TASK TO CARRY OUT. Will you transcribe all the entries word for word, skipping the pictures they hold?

::: RECORDS SUPPLIED

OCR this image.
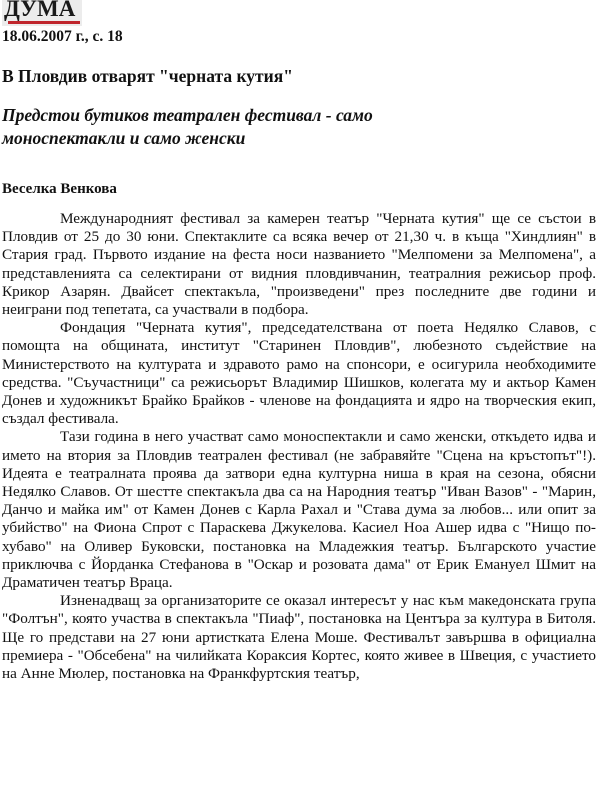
ДУМА
18.06.2007 г., с. 18
В Пловдив отварят "черната кутия"
Предстои бутиков театрален фестивал - само моноспектакли и само женски
Веселка Венкова

Международният фестивал за камерен театър "Черната кутия" ще се състои в Пловдив от 25 до 30 юни. Спектаклите са всяка вечер от 21,30 ч. в къща "Хиндлиян" в Стария град. Първото издание на феста носи названието "Мелпомени за Мелпомена", а представленията са селектирани от видния пловдивчанин, театралния режисьор проф. Крикор Азарян. Двайсет спектакъла, "произведени" през последните две години и неиграни под тепетата, са участвали в подбора.

Фондация "Черната кутия", председателствана от поета Недялко Славов, с помощта на общината, институт "Старинен Пловдив", любезното съдействие на Министерството на културата и здравото рамо на спонсори, е осигурила необходимите средства. "Съучастници" са режисьорът Владимир Шишков, колегата му и актьор Камен Донев и художникът Брайко Брайков - членове на фондацията и ядро на творческия екип, създал фестивала.

Тази година в него участват само моноспектакли и само женски, откъдето идва и името на втория за Пловдив театрален фестивал (не забравяйте "Сцена на кръстопът"!). Идеята е театралната проява да затвори една културна ниша в края на сезона, обясни Недялко Славов. От шестте спектакъла два са на Народния театър "Иван Вазов" - "Марин, Данчо и майка им" от Камен Донев с Карла Рахал и "Става дума за любов... или опит за убийство" на Фиона Спрот с Параскева Джукелова. Касиел Ноа Ашер идва с "Нищо по-хубаво" на Оливер Буковски, постановка на Младежкия театър. Българското участие приключва с Йорданка Стефанова в "Оскар и розовата дама" от Ерик Емануел Шмит на Драматичен театър Враца.

Изненадващ за организаторите се оказал интересът у нас към македонската група "Фолтън", която участва в спектакъла "Пиаф", постановка на Центъра за култура в Битоля. Ще го представи на 27 юни артистката Елена Моше. Фестивалът завършва в официална премиера - "Обсебена" на чилийката Кораксия Кортес, която живее в Швеция, с участието на Анне Мюлер, постановка на Франкфуртския театър,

::::::

THE OUTPUT.
OCR this image.
ДУМА
18.06.2007 г., с. 18
В Пловдив отварят "черната кутия"
Предстои бутиков театрален фестивал - само моноспектакли и само женски
Веселка Венкова

Международният фестивал за камерен театър "Черната кутия" ще се състои в Пловдив от 25 до 30 юни. Спектаклите са всяка вечер от 21,30 ч. в къща "Хиндлиян" в Стария град. Първото издание на феста носи названието "Мелпомени за Мелпомена", а представленията са селектирани от видния пловдивчанин, театралния режисьор проф. Крикор Азарян. Двайсет спектакъла, "произведени" през последните две години и неиграни под тепетата, са участвали в подбора.

Фондация "Черната кутия", председателствана от поета Недялко Славов, с помощта на общината, институт "Старинен Пловдив", любезното съдействие на Министерството на културата и здравото рамо на спонсори, е осигурила необходимите средства. "Съучастници" са режисьорът Владимир Шишков, колегата му и актьор Камен Донев и художникът Брайко Брайков - членове на фондацията и ядро на творческия екип, създал фестивала.

Тази година в него участват само моноспектакли и само женски, откъдето идва и името на втория за Пловдив театрален фестивал (не забравяйте "Сцена на кръстопът"!). Идеята е театралната проява да затвори една културна ниша в края на сезона, обясни Недялко Славов. От шестте спектакъла два са на Народния театър "Иван Вазов" - "Марин, Данчо и майка им" от Камен Донев с Карла Рахал и "Става дума за любов... или опит за убийство" на Фиона Спрот с Параскева Джукелова. Касиел Ноа Ашер идва с "Нищо по-хубаво" на Оливер Буковски, постановка на Младежкия театър. Българското участие приключва с Йорданка Стефанова в "Оскар и розовата дама" от Ерик Емануел Шмит на Драматичен театър Враца.

Изненадващ за организаторите се оказал интересът у нас към македонската група "Фолтън", която участва в спектакъла "Пиаф", постановка на Центъра за култура в Битоля. Ще го представи на 27 юни артистката Елена Моше. Фестивалът завършва в официална премиера - "Обсебена" на чилийката Кораксия Кортес, която живее в Швеция, с участието на Анне Мюлер, постановка на Франкфуртския театър,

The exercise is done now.